-- start of RECORDS SUPPLIED --

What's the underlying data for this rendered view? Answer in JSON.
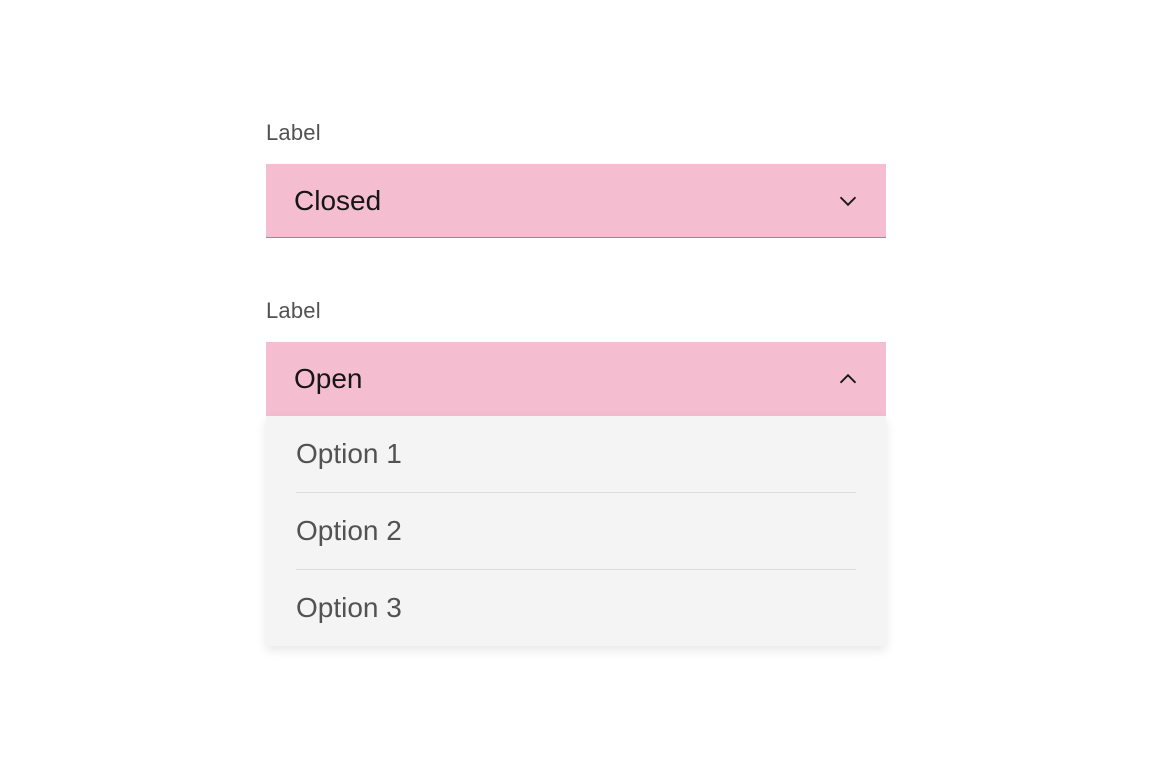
{
  "dropdown_closed": {
    "label": "Label",
    "value": "Closed"
  },
  "dropdown_open": {
    "label": "Label",
    "value": "Open",
    "options": [
      "Option 1",
      "Option 2",
      "Option 3"
    ]
  },
  "colors": {
    "accent_bg": "#f4bed0",
    "panel_bg": "#f4f4f4",
    "text_primary": "#161616",
    "text_secondary": "#525252",
    "divider": "#dcdcdc",
    "underline": "#8d8d8d"
  }
}
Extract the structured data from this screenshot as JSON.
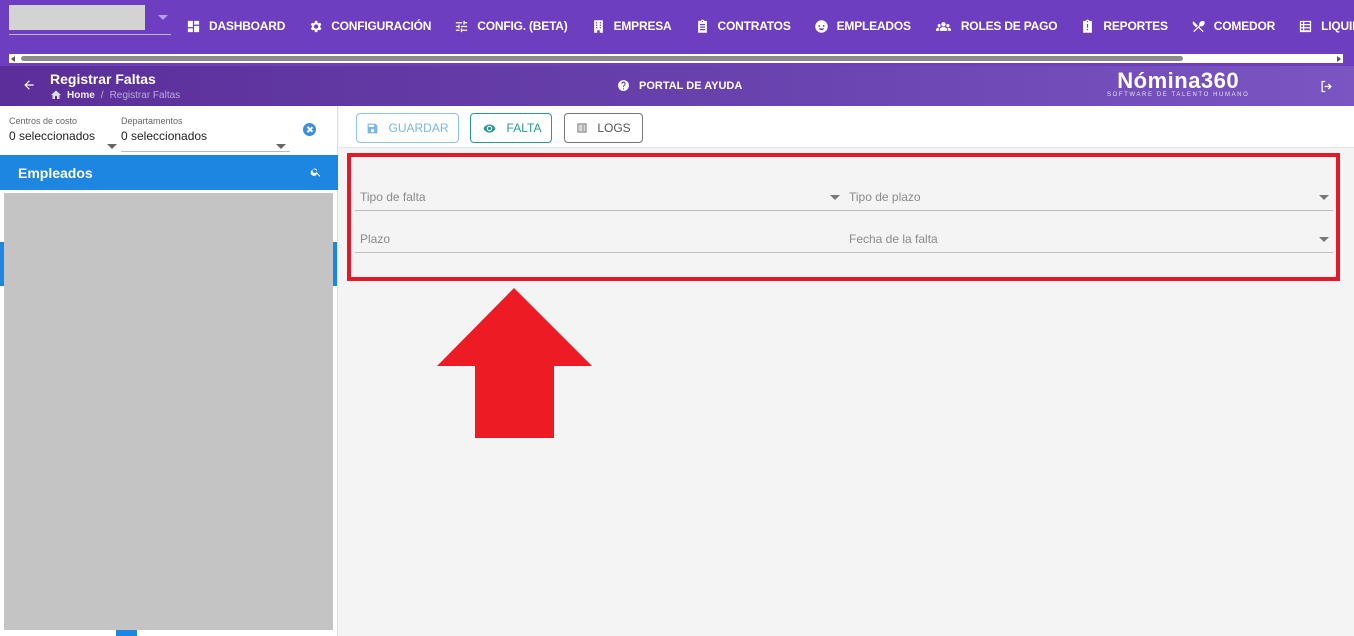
{
  "menu": [
    {
      "label": "DASHBOARD",
      "icon": "dashboard-icon"
    },
    {
      "label": "CONFIGURACIÓN",
      "icon": "gear-icon"
    },
    {
      "label": "CONFIG. (BETA)",
      "icon": "sliders-icon"
    },
    {
      "label": "EMPRESA",
      "icon": "building-icon"
    },
    {
      "label": "CONTRATOS",
      "icon": "clipboard-icon"
    },
    {
      "label": "EMPLEADOS",
      "icon": "face-icon"
    },
    {
      "label": "ROLES DE PAGO",
      "icon": "people-icon"
    },
    {
      "label": "REPORTES",
      "icon": "report-icon"
    },
    {
      "label": "COMEDOR",
      "icon": "cutlery-icon"
    },
    {
      "label": "LIQUIDACIONES",
      "icon": "list-icon"
    }
  ],
  "header": {
    "title": "Registrar Faltas",
    "breadcrumb_home": "Home",
    "breadcrumb_sep": "/",
    "breadcrumb_current": "Registrar Faltas",
    "help": "PORTAL DE AYUDA",
    "brand_name": "Nómina360",
    "brand_tagline": "SOFTWARE DE TALENTO HUMANO"
  },
  "filters": {
    "cost_centers_label": "Centros de costo",
    "cost_centers_value": "0 seleccionados",
    "departments_label": "Departamentos",
    "departments_value": "0 seleccionados"
  },
  "employees": {
    "title": "Empleados"
  },
  "toolbar": {
    "guardar": "GUARDAR",
    "falta": "FALTA",
    "logs": "LOGS"
  },
  "form": {
    "tipo_falta": "Tipo de falta",
    "tipo_plazo": "Tipo de plazo",
    "plazo": "Plazo",
    "fecha_falta": "Fecha de la falta"
  },
  "colors": {
    "nav": "#6d3fc0",
    "accent_blue": "#1d86e0",
    "highlight_red": "#e3192a",
    "falta_teal": "#2a9a8a"
  }
}
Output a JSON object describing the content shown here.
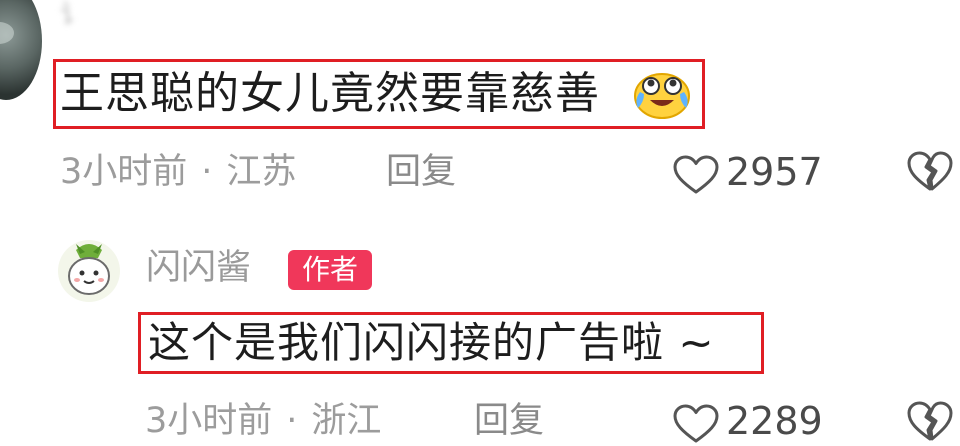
{
  "comments": [
    {
      "username": "讠",
      "text": "王思聪的女儿竟然要靠慈善",
      "emoji": "crying-laughing-emoji",
      "time": "3小时前",
      "separator": "·",
      "location": "江苏",
      "reply_label": "回复",
      "likes": "2957"
    },
    {
      "username": "闪闪酱",
      "badge": "作者",
      "text": "这个是我们闪闪接的广告啦 ~",
      "time": "3小时前",
      "separator": "·",
      "location": "浙江",
      "reply_label": "回复",
      "likes": "2289"
    }
  ],
  "colors": {
    "highlight_border": "#e01e24",
    "author_badge": "#f0375a",
    "meta_text": "#9c9c9c"
  }
}
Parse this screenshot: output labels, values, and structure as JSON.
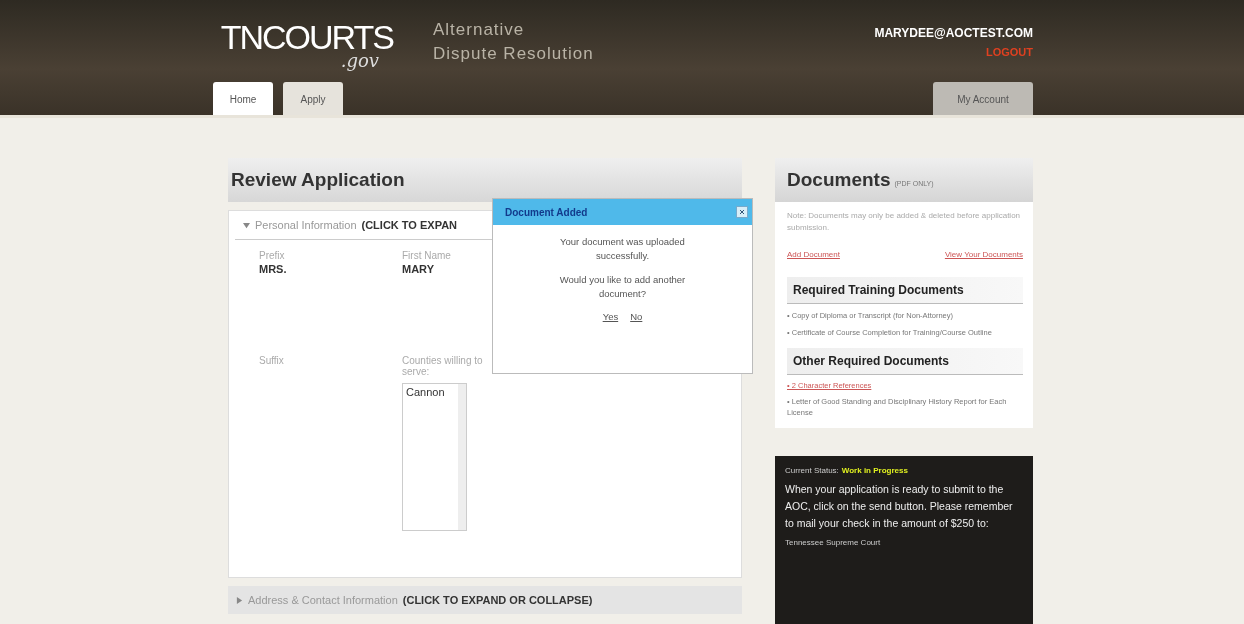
{
  "header": {
    "logo": {
      "main": "TNCOURTS",
      "sub": ".gov"
    },
    "site_title": [
      "Alternative",
      "Dispute Resolution"
    ],
    "user_email": "MARYDEE@AOCTEST.COM",
    "logout": "LOGOUT"
  },
  "tabs": [
    {
      "label": "Home",
      "selected": true
    },
    {
      "label": "Apply",
      "selected": false
    }
  ],
  "account_tab": {
    "label": "My Account",
    "selected": false
  },
  "review": {
    "title": "Review Application",
    "sections": [
      {
        "label": "Personal Information",
        "hint": "(CLICK TO EXPAN",
        "expanded": true
      },
      {
        "label": "Address & Contact Information",
        "hint": "(CLICK TO EXPAND OR COLLAPSE)",
        "expanded": false
      }
    ],
    "fields": [
      {
        "label": "Prefix",
        "value": "MRS."
      },
      {
        "label": "First Name",
        "value": "MARY"
      }
    ],
    "suffix_label": "Suffix",
    "counties": {
      "label": "Counties willing to serve:",
      "options": [
        "Cannon"
      ]
    }
  },
  "dialog": {
    "title": "Document Added",
    "message": "Your document was uploaded successfully.",
    "question": "Would you like to add another document?",
    "buttons": [
      "Yes",
      "No"
    ]
  },
  "documents": {
    "title": "Documents",
    "title_note": "(PDF ONLY)",
    "note": "Note: Documents may only be added & deleted before application submission.",
    "links": [
      "Add Document",
      "View Your Documents"
    ],
    "groups": [
      {
        "title": "Required Training Documents",
        "items": [
          {
            "text": "• Copy of Diploma or Transcript (for Non-Attorney)",
            "link": false
          },
          {
            "text": "• Certificate of Course Completion for Training/Course Outline",
            "link": false
          }
        ]
      },
      {
        "title": "Other Required Documents",
        "items": [
          {
            "text": "• 2 Character References",
            "link": true
          },
          {
            "text": "• Letter of Good Standing and Disciplinary History Report for Each License",
            "link": false
          }
        ]
      }
    ]
  },
  "status": {
    "label": "Current Status:",
    "value": "Work in Progress",
    "message": "When your application is ready to submit to the AOC, click on the send button. Please remember to mail your check in the amount of $250 to:",
    "address": "Tennessee Supreme Court"
  }
}
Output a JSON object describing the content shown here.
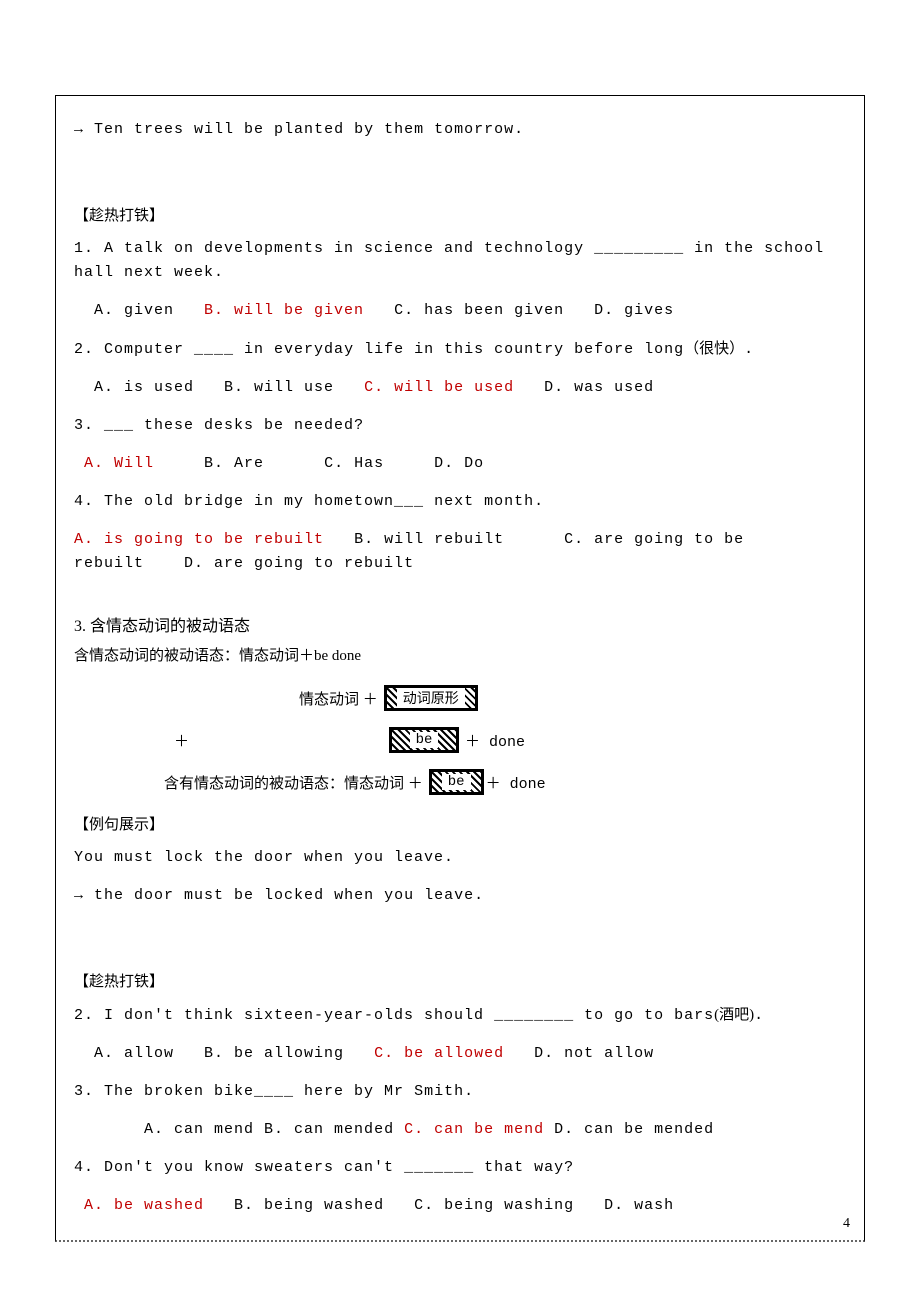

-- end of RECORDS SUPPLIED --

[JOB]
Write every record out again exactly; no pictures belong in the copy.

[SOLUTION FOR THIS PROBLEM]
What's the underlying data for this rendered view? Answer in JSON.
{
  "dropdown_closed": {
    "label": "Label",
    "value": "Closed"
  },
  "dropdown_open": {
    "label": "Label",
    "value": "Open",
    "options": [
      "Option 1",
      "Option 2",
      "Option 3"
    ]
  },
  "colors": {
    "accent_bg": "#f4bed0",
    "panel_bg": "#f4f4f4",
    "text_primary": "#161616",
    "text_secondary": "#525252",
    "divider": "#dcdcdc",
    "underline": "#8d8d8d"
  }
}
Extract the structured data from this screenshot as JSON.
{
  "menu": [
    {
      "label": "DASHBOARD",
      "icon": "dashboard-icon"
    },
    {
      "label": "CONFIGURACIÓN",
      "icon": "gear-icon"
    },
    {
      "label": "CONFIG. (BETA)",
      "icon": "sliders-icon"
    },
    {
      "label": "EMPRESA",
      "icon": "building-icon"
    },
    {
      "label": "CONTRATOS",
      "icon": "clipboard-icon"
    },
    {
      "label": "EMPLEADOS",
      "icon": "face-icon"
    },
    {
      "label": "ROLES DE PAGO",
      "icon": "people-icon"
    },
    {
      "label": "REPORTES",
      "icon": "report-icon"
    },
    {
      "label": "COMEDOR",
      "icon": "cutlery-icon"
    },
    {
      "label": "LIQUIDACIONES",
      "icon": "list-icon"
    }
  ],
  "header": {
    "title": "Registrar Faltas",
    "breadcrumb_home": "Home",
    "breadcrumb_sep": "/",
    "breadcrumb_current": "Registrar Faltas",
    "help": "PORTAL DE AYUDA",
    "brand_name": "Nómina360",
    "brand_tagline": "SOFTWARE DE TALENTO HUMANO"
  },
  "filters": {
    "cost_centers_label": "Centros de costo",
    "cost_centers_value": "0 seleccionados",
    "departments_label": "Departamentos",
    "departments_value": "0 seleccionados"
  },
  "employees": {
    "title": "Empleados"
  },
  "toolbar": {
    "guardar": "GUARDAR",
    "falta": "FALTA",
    "logs": "LOGS"
  },
  "form": {
    "tipo_falta": "Tipo de falta",
    "tipo_plazo": "Tipo de plazo",
    "plazo": "Plazo",
    "fecha_falta": "Fecha de la falta"
  },
  "colors": {
    "nav": "#6d3fc0",
    "accent_blue": "#1d86e0",
    "highlight_red": "#e3192a",
    "falta_teal": "#2a9a8a"
  }
}
Output a JSON object describing the content shown here.
{
  "comments": [
    {
      "username": "讠",
      "text": "王思聪的女儿竟然要靠慈善",
      "emoji": "crying-laughing-emoji",
      "time": "3小时前",
      "separator": "·",
      "location": "江苏",
      "reply_label": "回复",
      "likes": "2957"
    },
    {
      "username": "闪闪酱",
      "badge": "作者",
      "text": "这个是我们闪闪接的广告啦 ~",
      "time": "3小时前",
      "separator": "·",
      "location": "浙江",
      "reply_label": "回复",
      "likes": "2289"
    }
  ],
  "colors": {
    "highlight_border": "#e01e24",
    "author_badge": "#f0375a",
    "meta_text": "#9c9c9c"
  }
}
Parse this screenshot: output labels, values, and structure as JSON.
{
  "header": {
    "logo": {
      "main": "TNCOURTS",
      "sub": ".gov"
    },
    "site_title": [
      "Alternative",
      "Dispute Resolution"
    ],
    "user_email": "MARYDEE@AOCTEST.COM",
    "logout": "LOGOUT"
  },
  "tabs": [
    {
      "label": "Home",
      "selected": true
    },
    {
      "label": "Apply",
      "selected": false
    }
  ],
  "account_tab": {
    "label": "My Account",
    "selected": false
  },
  "review": {
    "title": "Review Application",
    "sections": [
      {
        "label": "Personal Information",
        "hint": "(CLICK TO EXPAN",
        "expanded": true
      },
      {
        "label": "Address & Contact Information",
        "hint": "(CLICK TO EXPAND OR COLLAPSE)",
        "expanded": false
      }
    ],
    "fields": [
      {
        "label": "Prefix",
        "value": "MRS."
      },
      {
        "label": "First Name",
        "value": "MARY"
      }
    ],
    "suffix_label": "Suffix",
    "counties": {
      "label": "Counties willing to serve:",
      "options": [
        "Cannon"
      ]
    }
  },
  "dialog": {
    "title": "Document Added",
    "message": "Your document was uploaded successfully.",
    "question": "Would you like to add another document?",
    "buttons": [
      "Yes",
      "No"
    ]
  },
  "documents": {
    "title": "Documents",
    "title_note": "(PDF ONLY)",
    "note": "Note: Documents may only be added & deleted before application submission.",
    "links": [
      "Add Document",
      "View Your Documents"
    ],
    "groups": [
      {
        "title": "Required Training Documents",
        "items": [
          {
            "text": "• Copy of Diploma or Transcript (for Non-Attorney)",
            "link": false
          },
          {
            "text": "• Certificate of Course Completion for Training/Course Outline",
            "link": false
          }
        ]
      },
      {
        "title": "Other Required Documents",
        "items": [
          {
            "text": "• 2 Character References",
            "link": true
          },
          {
            "text": "• Letter of Good Standing and Disciplinary History Report for Each License",
            "link": false
          }
        ]
      }
    ]
  },
  "status": {
    "label": "Current Status:",
    "value": "Work in Progress",
    "message": "When your application is ready to submit to the AOC, click on the send button. Please remember to mail your check in the amount of $250 to:",
    "address": "Tennessee Supreme Court"
  }
}
Output a JSON object describing the content shown here.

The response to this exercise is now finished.